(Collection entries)
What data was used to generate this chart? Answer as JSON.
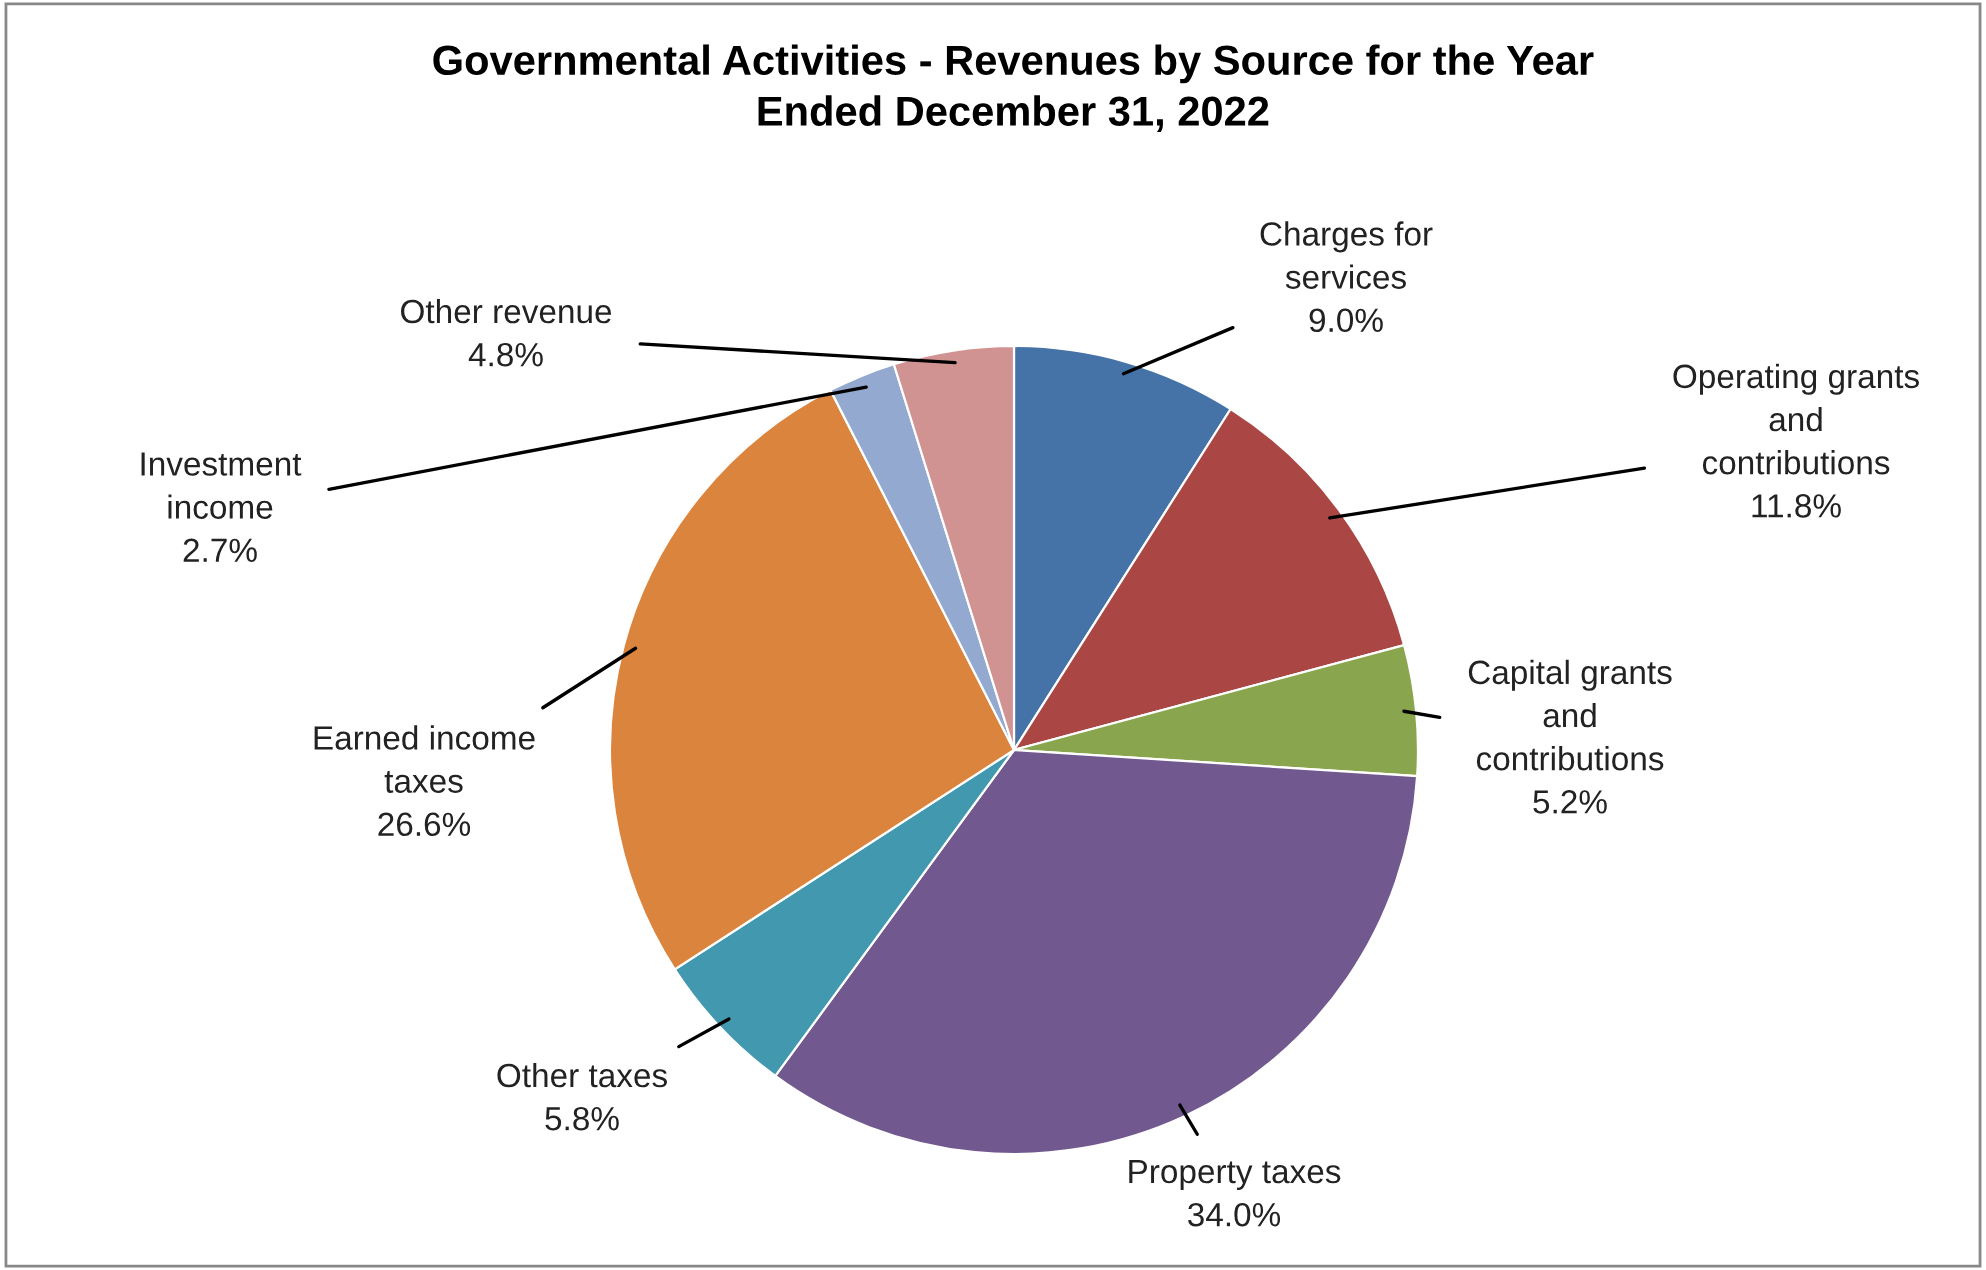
{
  "chart_data": {
    "type": "pie",
    "title": "Governmental Activities - Revenues by Source for the Year Ended December 31, 2022",
    "categories": [
      "Charges for services",
      "Operating grants and contributions",
      "Capital grants and contributions",
      "Property taxes",
      "Other taxes",
      "Earned income taxes",
      "Investment income",
      "Other revenue"
    ],
    "values": [
      9.0,
      11.8,
      5.2,
      34.0,
      5.8,
      26.6,
      2.7,
      4.8
    ],
    "colors": [
      "#4572a7",
      "#aa4643",
      "#89a54e",
      "#71588f",
      "#4198af",
      "#db843d",
      "#93a9cf",
      "#d19392"
    ],
    "value_labels": [
      "9.0%",
      "11.8%",
      "5.2%",
      "34.0%",
      "5.8%",
      "26.6%",
      "2.7%",
      "4.8%"
    ],
    "legend": false
  }
}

Stated goal: Copy every line above word for word and exclude the pictures.

The solution:
What data was used to generate this chart? Answer as JSON.
{
  "chart_data": {
    "type": "pie",
    "title": "Governmental Activities - Revenues by Source for the Year Ended December 31, 2022",
    "categories": [
      "Charges for services",
      "Operating grants and contributions",
      "Capital grants and contributions",
      "Property taxes",
      "Other taxes",
      "Earned income taxes",
      "Investment income",
      "Other revenue"
    ],
    "values": [
      9.0,
      11.8,
      5.2,
      34.0,
      5.8,
      26.6,
      2.7,
      4.8
    ],
    "colors": [
      "#4572a7",
      "#aa4643",
      "#89a54e",
      "#71588f",
      "#4198af",
      "#db843d",
      "#93a9cf",
      "#d19392"
    ],
    "value_labels": [
      "9.0%",
      "11.8%",
      "5.2%",
      "34.0%",
      "5.8%",
      "26.6%",
      "2.7%",
      "4.8%"
    ],
    "legend": false
  }
}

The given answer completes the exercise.